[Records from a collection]

• • •

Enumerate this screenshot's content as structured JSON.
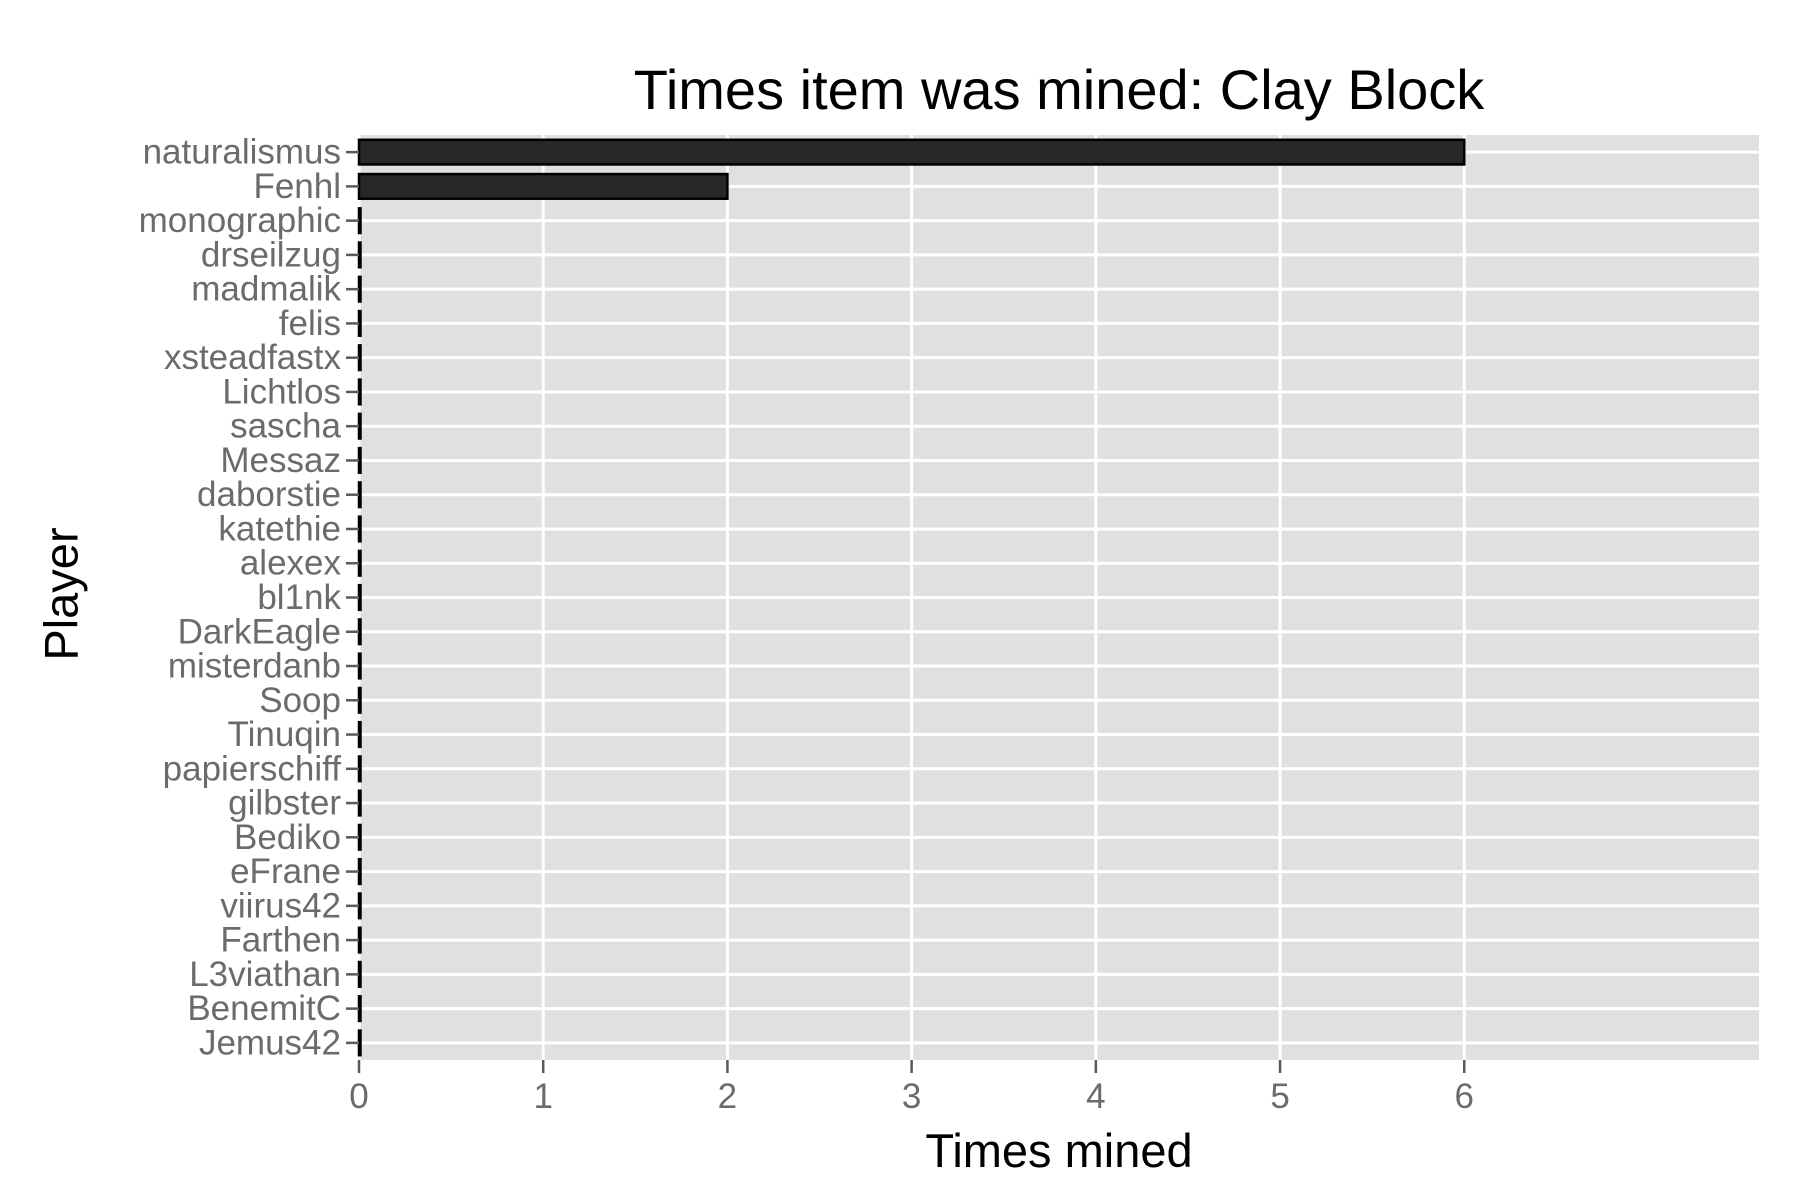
{
  "chart_data": {
    "type": "bar",
    "orientation": "horizontal",
    "title": "Times item was mined: Clay Block",
    "xlabel": "Times mined",
    "ylabel": "Player",
    "categories": [
      "naturalismus",
      "Fenhl",
      "monographic",
      "drseilzug",
      "madmalik",
      "felis",
      "xsteadfastx",
      "Lichtlos",
      "sascha",
      "Messaz",
      "daborstie",
      "katethie",
      "alexex",
      "bl1nk",
      "DarkEagle",
      "misterdanb",
      "Soop",
      "Tinuqin",
      "papierschiff",
      "gilbster",
      "Bediko",
      "eFrane",
      "viirus42",
      "Farthen",
      "L3viathan",
      "BenemitC",
      "Jemus42"
    ],
    "values": [
      6,
      2,
      0,
      0,
      0,
      0,
      0,
      0,
      0,
      0,
      0,
      0,
      0,
      0,
      0,
      0,
      0,
      0,
      0,
      0,
      0,
      0,
      0,
      0,
      0,
      0,
      0
    ],
    "xlim": [
      0,
      7.6
    ],
    "xticks": [
      0,
      1,
      2,
      3,
      4,
      5,
      6
    ],
    "grid": true,
    "legend": "none",
    "colors": {
      "panel": "#e0e0e0",
      "grid": "#ffffff",
      "bar_fill": "#282828",
      "bar_stroke": "#000000",
      "tick_label": "#6b6b6b",
      "text": "#000000"
    }
  }
}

• • •

Repeat the material verbatim. Do not carry over any picture.

Enumerate this screenshot's content as structured JSON.
{
  "chart_data": {
    "type": "bar",
    "orientation": "horizontal",
    "title": "Times item was mined: Clay Block",
    "xlabel": "Times mined",
    "ylabel": "Player",
    "categories": [
      "naturalismus",
      "Fenhl",
      "monographic",
      "drseilzug",
      "madmalik",
      "felis",
      "xsteadfastx",
      "Lichtlos",
      "sascha",
      "Messaz",
      "daborstie",
      "katethie",
      "alexex",
      "bl1nk",
      "DarkEagle",
      "misterdanb",
      "Soop",
      "Tinuqin",
      "papierschiff",
      "gilbster",
      "Bediko",
      "eFrane",
      "viirus42",
      "Farthen",
      "L3viathan",
      "BenemitC",
      "Jemus42"
    ],
    "values": [
      6,
      2,
      0,
      0,
      0,
      0,
      0,
      0,
      0,
      0,
      0,
      0,
      0,
      0,
      0,
      0,
      0,
      0,
      0,
      0,
      0,
      0,
      0,
      0,
      0,
      0,
      0
    ],
    "xlim": [
      0,
      7.6
    ],
    "xticks": [
      0,
      1,
      2,
      3,
      4,
      5,
      6
    ],
    "grid": true,
    "legend": "none",
    "colors": {
      "panel": "#e0e0e0",
      "grid": "#ffffff",
      "bar_fill": "#282828",
      "bar_stroke": "#000000",
      "tick_label": "#6b6b6b",
      "text": "#000000"
    }
  }
}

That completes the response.